(Task to complete): Every line of the material is to be quoted verbatim, minus the pictures.

(Provided material):

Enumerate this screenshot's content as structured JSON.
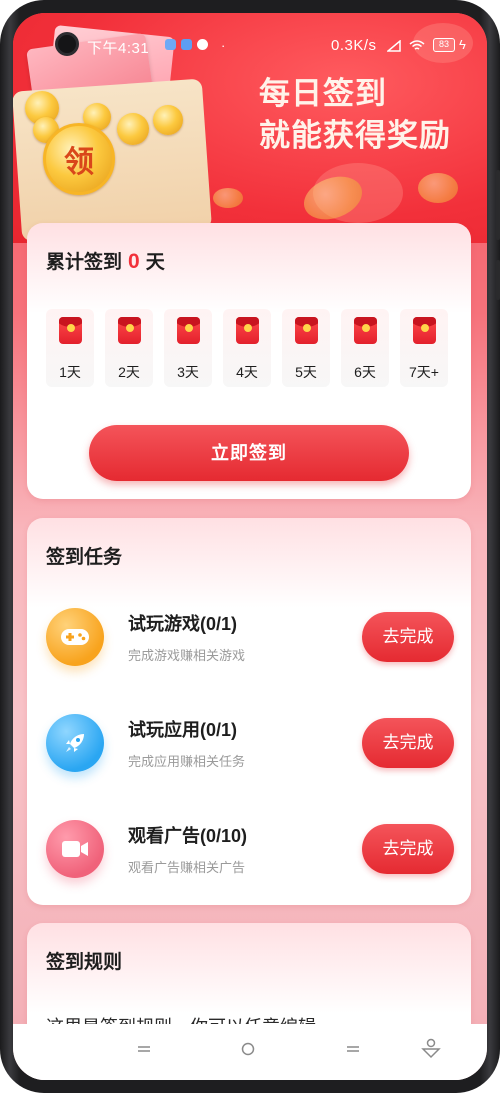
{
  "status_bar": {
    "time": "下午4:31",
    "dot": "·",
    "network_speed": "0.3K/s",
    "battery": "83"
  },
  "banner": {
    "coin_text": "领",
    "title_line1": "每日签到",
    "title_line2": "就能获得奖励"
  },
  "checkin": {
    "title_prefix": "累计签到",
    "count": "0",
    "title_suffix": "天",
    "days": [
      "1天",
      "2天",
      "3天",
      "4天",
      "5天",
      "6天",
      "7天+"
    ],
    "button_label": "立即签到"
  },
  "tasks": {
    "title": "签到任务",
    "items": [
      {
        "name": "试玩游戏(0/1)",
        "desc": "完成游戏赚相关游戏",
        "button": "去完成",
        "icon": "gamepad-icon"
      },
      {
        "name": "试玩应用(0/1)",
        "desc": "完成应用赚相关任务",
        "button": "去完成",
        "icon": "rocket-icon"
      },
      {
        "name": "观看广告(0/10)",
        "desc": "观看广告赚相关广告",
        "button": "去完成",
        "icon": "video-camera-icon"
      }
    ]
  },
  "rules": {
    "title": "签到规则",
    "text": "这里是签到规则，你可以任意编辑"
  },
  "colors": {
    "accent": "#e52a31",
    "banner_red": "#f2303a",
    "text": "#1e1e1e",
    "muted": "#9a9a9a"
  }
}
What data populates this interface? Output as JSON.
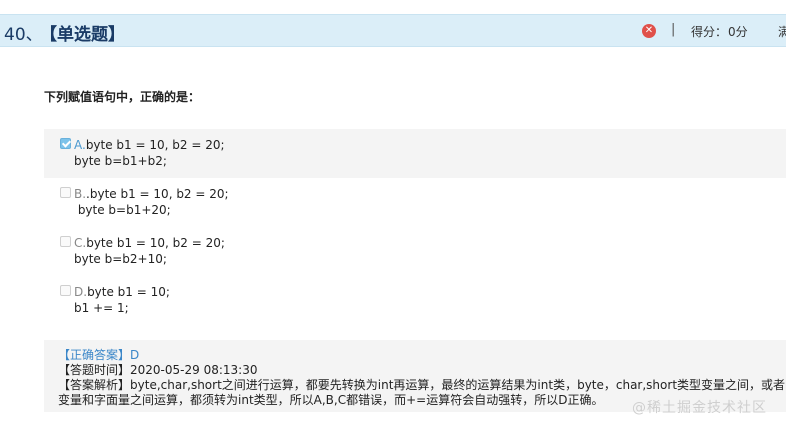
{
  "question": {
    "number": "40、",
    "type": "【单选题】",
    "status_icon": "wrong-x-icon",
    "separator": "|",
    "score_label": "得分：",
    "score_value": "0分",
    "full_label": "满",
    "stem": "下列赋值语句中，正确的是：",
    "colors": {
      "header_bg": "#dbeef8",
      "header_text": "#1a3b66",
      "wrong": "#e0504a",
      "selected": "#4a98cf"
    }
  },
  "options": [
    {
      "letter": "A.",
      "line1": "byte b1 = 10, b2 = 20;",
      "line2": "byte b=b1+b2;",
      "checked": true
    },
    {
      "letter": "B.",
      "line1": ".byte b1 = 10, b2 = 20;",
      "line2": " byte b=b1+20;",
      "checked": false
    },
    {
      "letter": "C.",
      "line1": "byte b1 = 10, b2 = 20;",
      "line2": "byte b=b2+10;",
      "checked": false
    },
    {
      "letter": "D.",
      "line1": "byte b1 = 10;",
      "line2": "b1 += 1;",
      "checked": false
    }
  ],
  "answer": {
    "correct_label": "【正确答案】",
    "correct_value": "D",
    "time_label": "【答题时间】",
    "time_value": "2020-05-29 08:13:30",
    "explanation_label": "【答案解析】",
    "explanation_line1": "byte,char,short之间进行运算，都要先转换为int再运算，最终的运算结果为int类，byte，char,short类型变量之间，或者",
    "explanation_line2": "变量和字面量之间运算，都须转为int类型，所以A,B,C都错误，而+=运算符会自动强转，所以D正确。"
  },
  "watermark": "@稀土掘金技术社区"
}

(Task answer):
Enumerate this screenshot's content as structured JSON.
{
  "status_bar": {
    "time": "下午4:31",
    "dot": "·",
    "network_speed": "0.3K/s",
    "battery": "83"
  },
  "banner": {
    "coin_text": "领",
    "title_line1": "每日签到",
    "title_line2": "就能获得奖励"
  },
  "checkin": {
    "title_prefix": "累计签到",
    "count": "0",
    "title_suffix": "天",
    "days": [
      "1天",
      "2天",
      "3天",
      "4天",
      "5天",
      "6天",
      "7天+"
    ],
    "button_label": "立即签到"
  },
  "tasks": {
    "title": "签到任务",
    "items": [
      {
        "name": "试玩游戏(0/1)",
        "desc": "完成游戏赚相关游戏",
        "button": "去完成",
        "icon": "gamepad-icon"
      },
      {
        "name": "试玩应用(0/1)",
        "desc": "完成应用赚相关任务",
        "button": "去完成",
        "icon": "rocket-icon"
      },
      {
        "name": "观看广告(0/10)",
        "desc": "观看广告赚相关广告",
        "button": "去完成",
        "icon": "video-camera-icon"
      }
    ]
  },
  "rules": {
    "title": "签到规则",
    "text": "这里是签到规则，你可以任意编辑"
  },
  "colors": {
    "accent": "#e52a31",
    "banner_red": "#f2303a",
    "text": "#1e1e1e",
    "muted": "#9a9a9a"
  }
}
What data populates this interface? Output as JSON.
{
  "question": {
    "number": "40、",
    "type": "【单选题】",
    "status_icon": "wrong-x-icon",
    "separator": "|",
    "score_label": "得分：",
    "score_value": "0分",
    "full_label": "满",
    "stem": "下列赋值语句中，正确的是：",
    "colors": {
      "header_bg": "#dbeef8",
      "header_text": "#1a3b66",
      "wrong": "#e0504a",
      "selected": "#4a98cf"
    }
  },
  "options": [
    {
      "letter": "A.",
      "line1": "byte b1 = 10, b2 = 20;",
      "line2": "byte b=b1+b2;",
      "checked": true
    },
    {
      "letter": "B.",
      "line1": ".byte b1 = 10, b2 = 20;",
      "line2": " byte b=b1+20;",
      "checked": false
    },
    {
      "letter": "C.",
      "line1": "byte b1 = 10, b2 = 20;",
      "line2": "byte b=b2+10;",
      "checked": false
    },
    {
      "letter": "D.",
      "line1": "byte b1 = 10;",
      "line2": "b1 += 1;",
      "checked": false
    }
  ],
  "answer": {
    "correct_label": "【正确答案】",
    "correct_value": "D",
    "time_label": "【答题时间】",
    "time_value": "2020-05-29 08:13:30",
    "explanation_label": "【答案解析】",
    "explanation_line1": "byte,char,short之间进行运算，都要先转换为int再运算，最终的运算结果为int类，byte，char,short类型变量之间，或者",
    "explanation_line2": "变量和字面量之间运算，都须转为int类型，所以A,B,C都错误，而+=运算符会自动强转，所以D正确。"
  },
  "watermark": "@稀土掘金技术社区"
}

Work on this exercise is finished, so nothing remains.